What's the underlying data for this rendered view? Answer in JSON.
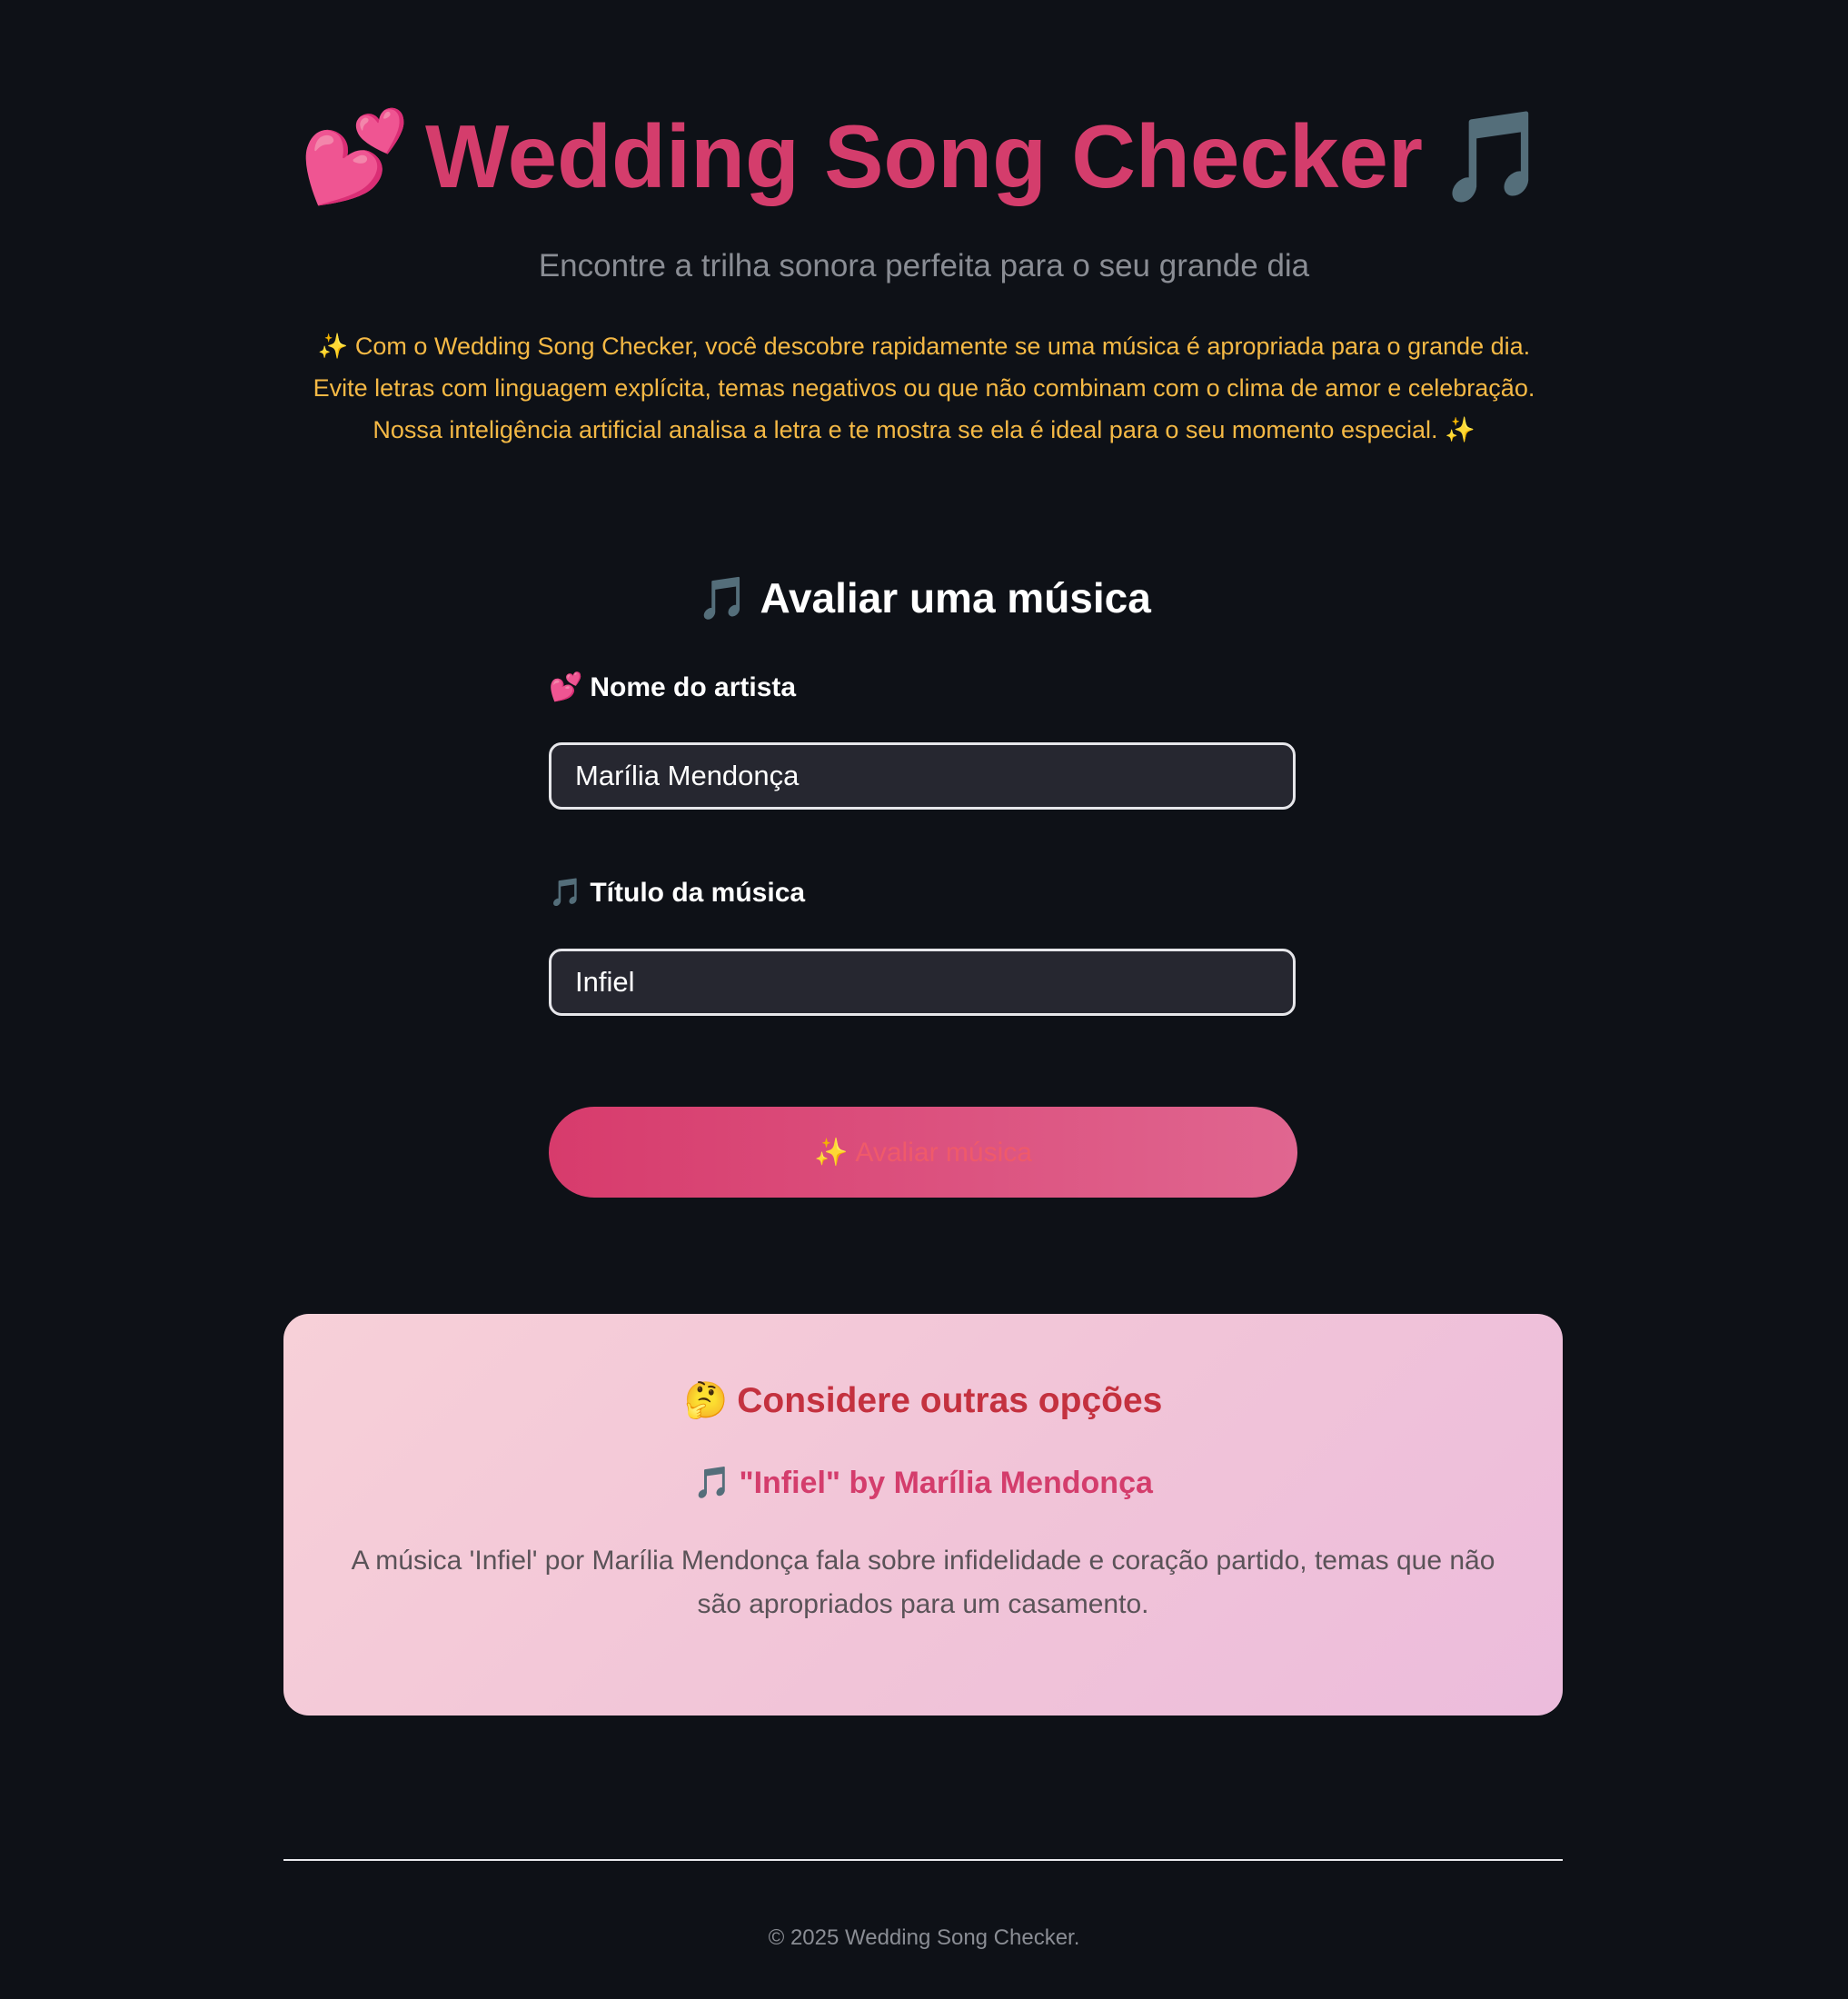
{
  "header": {
    "title_icon_left": "💕",
    "title": "Wedding Song Checker",
    "title_icon_right": "🎵",
    "subtitle": "Encontre a trilha sonora perfeita para o seu grande dia",
    "intro_lines": [
      "✨ Com o Wedding Song Checker, você descobre rapidamente se uma música é apropriada para o grande dia.",
      "Evite letras com linguagem explícita, temas negativos ou que não combinam com o clima de amor e celebração.",
      "Nossa inteligência artificial analisa a letra e te mostra se ela é ideal para o seu momento especial. ✨"
    ]
  },
  "form": {
    "heading_icon": "🎵",
    "heading": "Avaliar uma música",
    "artist_label_icon": "💕",
    "artist_label": "Nome do artista",
    "artist_value": "Marília Mendonça",
    "title_label_icon": "🎵",
    "title_label": "Título da música",
    "title_value": "Infiel",
    "button_icon": "✨",
    "button_label": "Avaliar música"
  },
  "result": {
    "icon": "🤔",
    "title": "Considere outras opções",
    "song_icon": "🎵",
    "song": "\"Infiel\" by Marília Mendonça",
    "description": "A música 'Infiel' por Marília Mendonça fala sobre infidelidade e coração partido, temas que não são apropriados para um casamento."
  },
  "footer": {
    "text": "© 2025 Wedding Song Checker."
  },
  "colors": {
    "background": "#0e1117",
    "accent_pink": "#d43d6c",
    "intro_text": "#f5b945",
    "card_gradient_start": "#f7d0d8",
    "card_gradient_end": "#ecbcdc",
    "result_title": "#c4313f"
  },
  "icons": {
    "title_left": "two-hearts-icon",
    "title_right": "music-notes-icon",
    "sparkles": "sparkles-icon",
    "result": "thinking-face-icon"
  }
}
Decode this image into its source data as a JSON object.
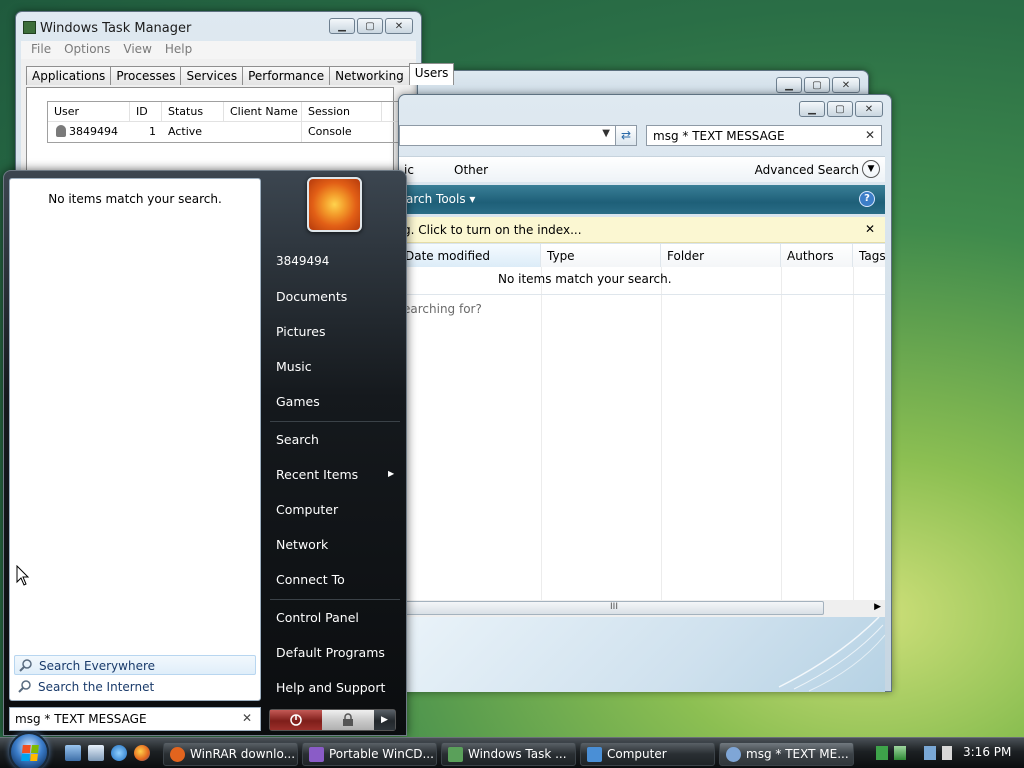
{
  "task_manager": {
    "title": "Windows Task Manager",
    "menu": [
      "File",
      "Options",
      "View",
      "Help"
    ],
    "tabs": [
      "Applications",
      "Processes",
      "Services",
      "Performance",
      "Networking",
      "Users"
    ],
    "active_tab": "Users",
    "columns": [
      "User",
      "ID",
      "Status",
      "Client Name",
      "Session"
    ],
    "rows": [
      {
        "user": "3849494",
        "id": "1",
        "status": "Active",
        "client_name": "",
        "session": "Console"
      }
    ]
  },
  "search_window": {
    "search_text": "msg * TEXT MESSAGE",
    "filters": [
      "ic",
      "Other"
    ],
    "advanced_search": "Advanced Search",
    "toolbar_label": "arch Tools ▾",
    "info_bar": "g.  Click to turn on the index...",
    "columns": [
      "Date modified",
      "Type",
      "Folder",
      "Authors",
      "Tags"
    ],
    "no_items": "No items match your search.",
    "searching_for": "earching for?"
  },
  "start_menu": {
    "no_items": "No items match your search.",
    "search_everywhere": "Search Everywhere",
    "search_internet": "Search the Internet",
    "search_value": "msg * TEXT MESSAGE",
    "username": "3849494",
    "right_items_group1": [
      "Documents",
      "Pictures",
      "Music",
      "Games"
    ],
    "right_items_group2": [
      "Search",
      "Recent Items",
      "Computer",
      "Network",
      "Connect To"
    ],
    "right_items_group3": [
      "Control Panel",
      "Default Programs",
      "Help and Support"
    ]
  },
  "taskbar": {
    "buttons": [
      {
        "label": "WinRAR downlo...",
        "color": "#e2641e"
      },
      {
        "label": "Portable WinCD...",
        "color": "#8a5cc7"
      },
      {
        "label": "Windows Task ...",
        "color": "#5aa05a"
      },
      {
        "label": "Computer",
        "color": "#4a8fd6"
      },
      {
        "label": "msg * TEXT ME...",
        "color": "#7fa6d6"
      }
    ],
    "clock": "3:16 PM"
  }
}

DESCRIPTION OF THE TASK: Provide solely the number of lines in the data that include the word "Mendonça".

OUTPUT FOR THIS EXERCISE: 3